▸ **Task instructions**
Pictures aside, quote the whole listing exactly.

Figure record listings:
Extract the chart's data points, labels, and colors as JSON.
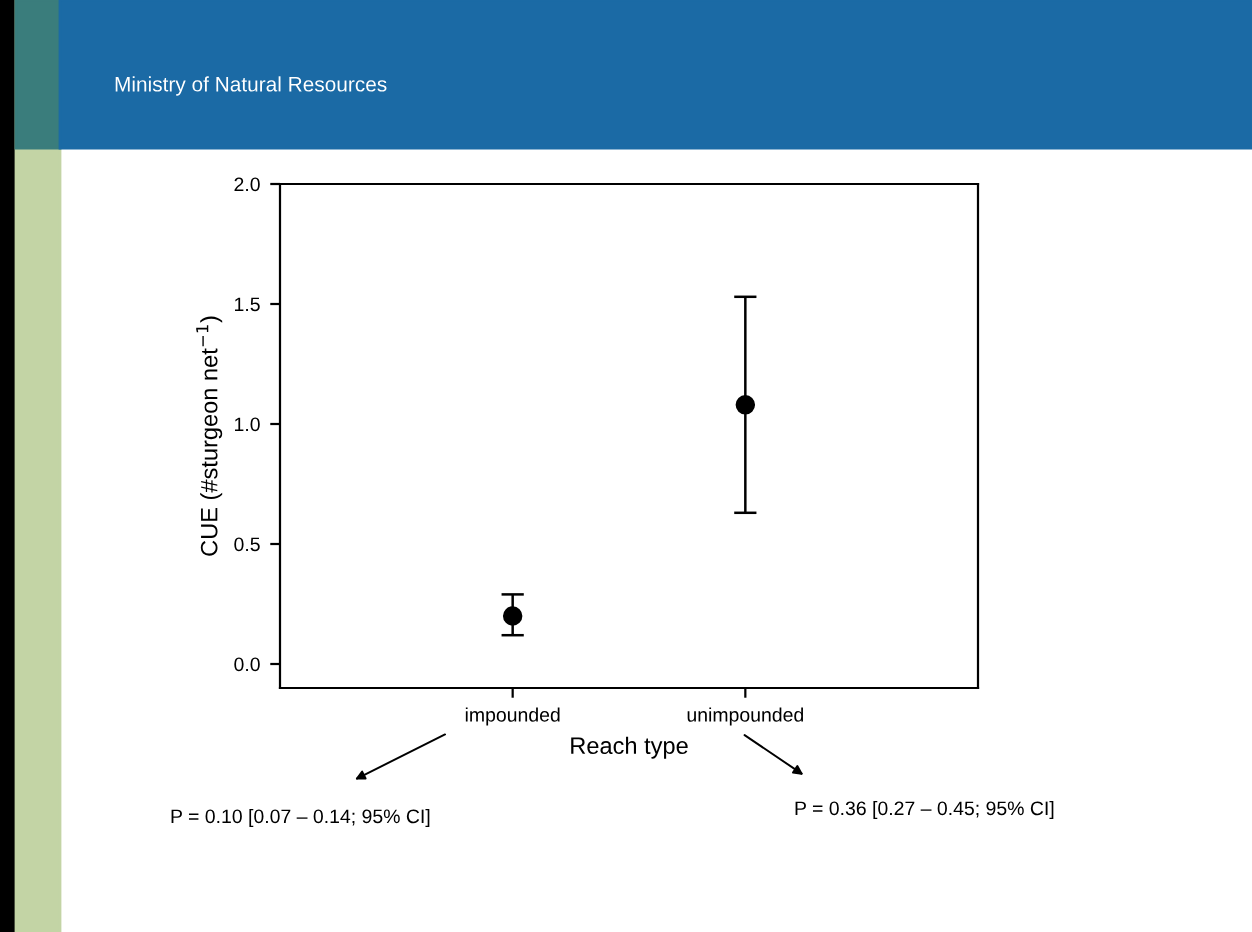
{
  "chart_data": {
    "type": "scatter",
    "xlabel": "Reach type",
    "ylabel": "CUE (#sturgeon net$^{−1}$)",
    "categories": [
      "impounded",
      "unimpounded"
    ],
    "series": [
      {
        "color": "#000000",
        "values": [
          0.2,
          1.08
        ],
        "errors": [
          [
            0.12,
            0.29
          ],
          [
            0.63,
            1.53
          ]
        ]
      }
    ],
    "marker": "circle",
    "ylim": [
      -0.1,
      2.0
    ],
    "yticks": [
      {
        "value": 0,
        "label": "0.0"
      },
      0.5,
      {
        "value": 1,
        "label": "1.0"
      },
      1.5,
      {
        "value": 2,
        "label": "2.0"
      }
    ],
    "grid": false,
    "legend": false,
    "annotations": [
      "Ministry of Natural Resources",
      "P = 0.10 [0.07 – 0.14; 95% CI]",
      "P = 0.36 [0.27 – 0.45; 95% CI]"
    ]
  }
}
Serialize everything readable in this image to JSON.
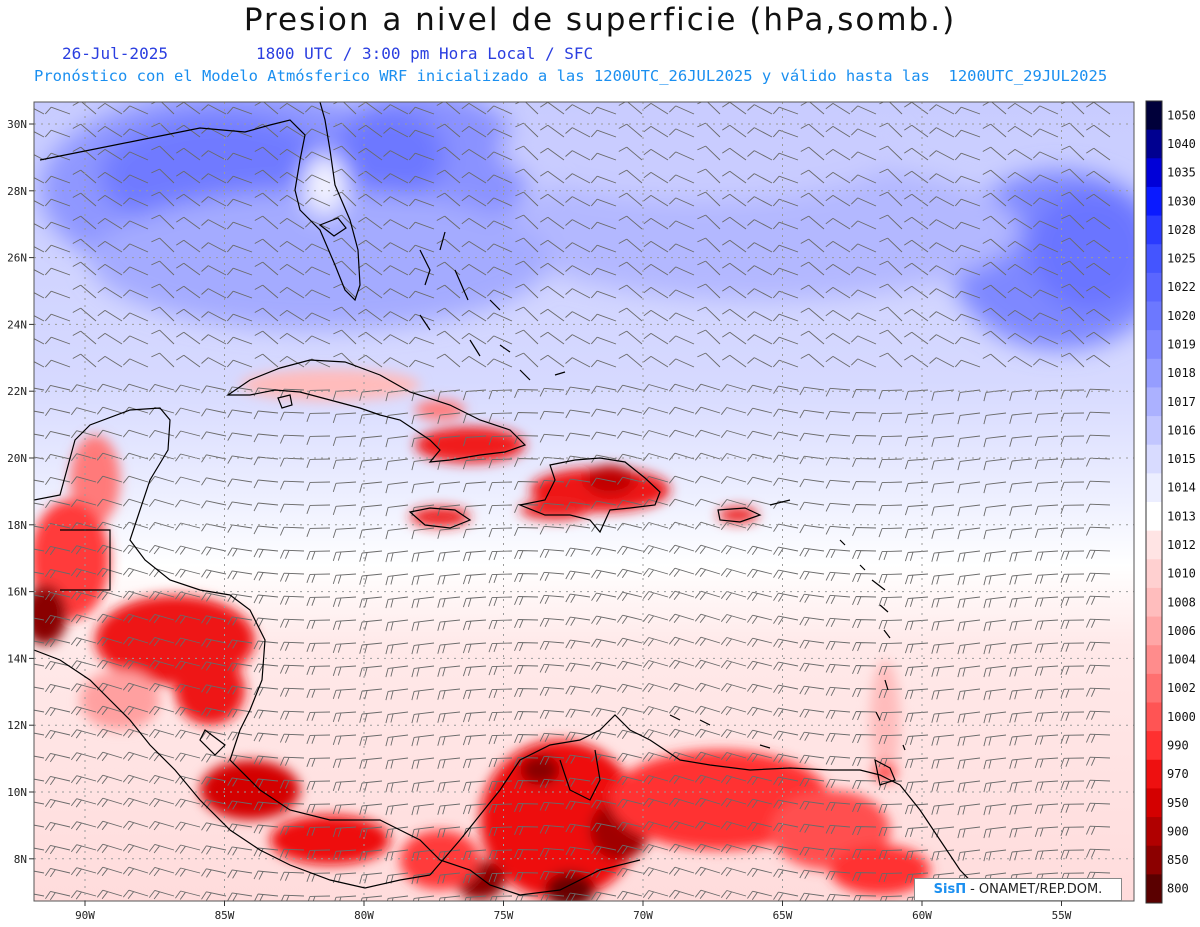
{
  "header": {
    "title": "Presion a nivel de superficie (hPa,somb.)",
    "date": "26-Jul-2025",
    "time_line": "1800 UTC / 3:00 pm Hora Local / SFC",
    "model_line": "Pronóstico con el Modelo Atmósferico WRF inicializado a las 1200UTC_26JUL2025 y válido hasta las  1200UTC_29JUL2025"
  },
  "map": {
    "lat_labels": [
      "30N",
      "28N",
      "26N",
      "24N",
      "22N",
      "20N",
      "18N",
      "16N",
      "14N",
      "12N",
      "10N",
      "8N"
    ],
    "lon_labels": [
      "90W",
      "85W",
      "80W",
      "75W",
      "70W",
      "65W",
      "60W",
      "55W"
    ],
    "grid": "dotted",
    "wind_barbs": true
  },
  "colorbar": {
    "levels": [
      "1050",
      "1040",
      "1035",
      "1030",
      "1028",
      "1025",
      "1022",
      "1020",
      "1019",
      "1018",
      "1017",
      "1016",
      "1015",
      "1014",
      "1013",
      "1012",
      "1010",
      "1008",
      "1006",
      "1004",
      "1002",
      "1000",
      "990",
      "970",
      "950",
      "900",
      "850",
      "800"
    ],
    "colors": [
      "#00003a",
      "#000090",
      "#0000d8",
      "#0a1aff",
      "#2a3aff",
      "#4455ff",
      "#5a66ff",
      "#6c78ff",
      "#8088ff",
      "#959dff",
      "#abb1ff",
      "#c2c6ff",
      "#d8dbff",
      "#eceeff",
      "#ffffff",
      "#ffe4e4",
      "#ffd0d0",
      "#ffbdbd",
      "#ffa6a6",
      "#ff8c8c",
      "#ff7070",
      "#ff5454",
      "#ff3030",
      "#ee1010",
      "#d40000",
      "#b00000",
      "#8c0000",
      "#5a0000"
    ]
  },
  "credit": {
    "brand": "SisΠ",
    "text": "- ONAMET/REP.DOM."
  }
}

▸ **Result for this task**
Extract the chart's data points, labels, and colors as JSON.
{
  "chart_data": {
    "type": "scatter",
    "xlabel": "Reach type",
    "ylabel": "CUE (#sturgeon net$^{−1}$)",
    "categories": [
      "impounded",
      "unimpounded"
    ],
    "series": [
      {
        "color": "#000000",
        "values": [
          0.2,
          1.08
        ],
        "errors": [
          [
            0.12,
            0.29
          ],
          [
            0.63,
            1.53
          ]
        ]
      }
    ],
    "marker": "circle",
    "ylim": [
      -0.1,
      2.0
    ],
    "yticks": [
      {
        "value": 0,
        "label": "0.0"
      },
      0.5,
      {
        "value": 1,
        "label": "1.0"
      },
      1.5,
      {
        "value": 2,
        "label": "2.0"
      }
    ],
    "grid": false,
    "legend": false,
    "annotations": [
      "Ministry of Natural Resources",
      "P = 0.10 [0.07 – 0.14; 95% CI]",
      "P = 0.36 [0.27 – 0.45; 95% CI]"
    ]
  }
}
Serialize everything readable in this image to JSON.
{
  "header": {
    "title": "Presion a nivel de superficie (hPa,somb.)",
    "date": "26-Jul-2025",
    "time_line": "1800 UTC / 3:00 pm Hora Local / SFC",
    "model_line": "Pronóstico con el Modelo Atmósferico WRF inicializado a las 1200UTC_26JUL2025 y válido hasta las  1200UTC_29JUL2025"
  },
  "map": {
    "lat_labels": [
      "30N",
      "28N",
      "26N",
      "24N",
      "22N",
      "20N",
      "18N",
      "16N",
      "14N",
      "12N",
      "10N",
      "8N"
    ],
    "lon_labels": [
      "90W",
      "85W",
      "80W",
      "75W",
      "70W",
      "65W",
      "60W",
      "55W"
    ],
    "grid": "dotted",
    "wind_barbs": true
  },
  "colorbar": {
    "levels": [
      "1050",
      "1040",
      "1035",
      "1030",
      "1028",
      "1025",
      "1022",
      "1020",
      "1019",
      "1018",
      "1017",
      "1016",
      "1015",
      "1014",
      "1013",
      "1012",
      "1010",
      "1008",
      "1006",
      "1004",
      "1002",
      "1000",
      "990",
      "970",
      "950",
      "900",
      "850",
      "800"
    ],
    "colors": [
      "#00003a",
      "#000090",
      "#0000d8",
      "#0a1aff",
      "#2a3aff",
      "#4455ff",
      "#5a66ff",
      "#6c78ff",
      "#8088ff",
      "#959dff",
      "#abb1ff",
      "#c2c6ff",
      "#d8dbff",
      "#eceeff",
      "#ffffff",
      "#ffe4e4",
      "#ffd0d0",
      "#ffbdbd",
      "#ffa6a6",
      "#ff8c8c",
      "#ff7070",
      "#ff5454",
      "#ff3030",
      "#ee1010",
      "#d40000",
      "#b00000",
      "#8c0000",
      "#5a0000"
    ]
  },
  "credit": {
    "brand": "SisΠ",
    "text": "- ONAMET/REP.DOM."
  }
}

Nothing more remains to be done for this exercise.